EXERCISE OBJECTIVE >> Go through the material below and copy all lines with "Crocheted".

DATASET EXTRACT >>
——
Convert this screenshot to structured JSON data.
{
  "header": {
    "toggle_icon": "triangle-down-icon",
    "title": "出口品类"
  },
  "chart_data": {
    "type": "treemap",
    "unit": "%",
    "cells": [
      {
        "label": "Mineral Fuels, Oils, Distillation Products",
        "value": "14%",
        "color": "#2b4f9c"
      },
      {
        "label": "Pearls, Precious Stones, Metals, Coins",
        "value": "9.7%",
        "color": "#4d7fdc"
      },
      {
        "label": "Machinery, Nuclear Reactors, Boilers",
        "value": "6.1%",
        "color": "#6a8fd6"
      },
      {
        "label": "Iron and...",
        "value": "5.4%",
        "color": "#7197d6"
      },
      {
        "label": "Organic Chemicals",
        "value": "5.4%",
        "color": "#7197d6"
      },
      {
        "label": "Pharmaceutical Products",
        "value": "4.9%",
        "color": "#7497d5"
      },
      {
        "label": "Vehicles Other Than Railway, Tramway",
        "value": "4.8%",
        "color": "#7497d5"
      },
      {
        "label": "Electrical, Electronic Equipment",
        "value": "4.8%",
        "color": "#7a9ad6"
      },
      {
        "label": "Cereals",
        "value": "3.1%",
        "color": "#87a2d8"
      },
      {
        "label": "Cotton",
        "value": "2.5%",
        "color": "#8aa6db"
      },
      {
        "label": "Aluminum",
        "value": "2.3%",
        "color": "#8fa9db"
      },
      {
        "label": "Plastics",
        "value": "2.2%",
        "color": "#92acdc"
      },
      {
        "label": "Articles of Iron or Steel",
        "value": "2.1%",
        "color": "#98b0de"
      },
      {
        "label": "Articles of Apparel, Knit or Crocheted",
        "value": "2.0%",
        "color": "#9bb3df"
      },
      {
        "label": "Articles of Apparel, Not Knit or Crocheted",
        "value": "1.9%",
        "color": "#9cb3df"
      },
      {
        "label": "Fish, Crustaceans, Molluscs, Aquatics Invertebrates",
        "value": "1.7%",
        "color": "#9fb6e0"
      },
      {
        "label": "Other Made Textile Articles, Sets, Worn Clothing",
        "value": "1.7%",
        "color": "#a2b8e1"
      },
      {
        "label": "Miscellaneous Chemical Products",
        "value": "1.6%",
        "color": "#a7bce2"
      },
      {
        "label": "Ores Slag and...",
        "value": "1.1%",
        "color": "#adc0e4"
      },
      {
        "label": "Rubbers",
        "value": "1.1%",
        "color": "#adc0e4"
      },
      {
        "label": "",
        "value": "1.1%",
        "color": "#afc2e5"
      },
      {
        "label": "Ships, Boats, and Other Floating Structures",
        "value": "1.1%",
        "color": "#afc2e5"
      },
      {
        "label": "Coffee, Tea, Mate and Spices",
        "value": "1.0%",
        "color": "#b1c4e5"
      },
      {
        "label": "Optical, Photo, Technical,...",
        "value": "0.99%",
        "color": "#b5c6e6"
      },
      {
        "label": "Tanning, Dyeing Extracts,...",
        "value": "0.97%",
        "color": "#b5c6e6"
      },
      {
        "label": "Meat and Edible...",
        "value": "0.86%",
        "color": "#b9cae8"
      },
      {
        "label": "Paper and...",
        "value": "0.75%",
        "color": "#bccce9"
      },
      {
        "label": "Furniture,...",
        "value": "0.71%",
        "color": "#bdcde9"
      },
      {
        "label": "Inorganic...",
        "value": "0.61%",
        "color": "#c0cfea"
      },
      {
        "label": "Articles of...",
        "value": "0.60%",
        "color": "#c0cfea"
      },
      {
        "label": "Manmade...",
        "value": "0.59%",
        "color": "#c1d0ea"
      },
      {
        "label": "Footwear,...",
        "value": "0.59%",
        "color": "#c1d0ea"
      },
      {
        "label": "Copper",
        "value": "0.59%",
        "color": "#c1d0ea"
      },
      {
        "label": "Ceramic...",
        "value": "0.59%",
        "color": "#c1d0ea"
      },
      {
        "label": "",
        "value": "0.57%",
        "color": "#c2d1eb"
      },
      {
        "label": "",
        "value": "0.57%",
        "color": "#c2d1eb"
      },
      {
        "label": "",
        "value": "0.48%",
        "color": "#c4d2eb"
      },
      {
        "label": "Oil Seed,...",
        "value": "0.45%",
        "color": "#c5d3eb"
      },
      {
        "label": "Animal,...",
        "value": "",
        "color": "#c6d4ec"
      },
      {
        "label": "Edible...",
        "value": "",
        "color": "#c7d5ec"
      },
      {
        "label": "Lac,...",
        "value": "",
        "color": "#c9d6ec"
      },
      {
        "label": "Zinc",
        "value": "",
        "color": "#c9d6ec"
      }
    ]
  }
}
——
RESPONSE >>
        "label": "Articles of Apparel, Knit or Crocheted",
        "label": "Articles of Apparel, Not Knit or Crocheted",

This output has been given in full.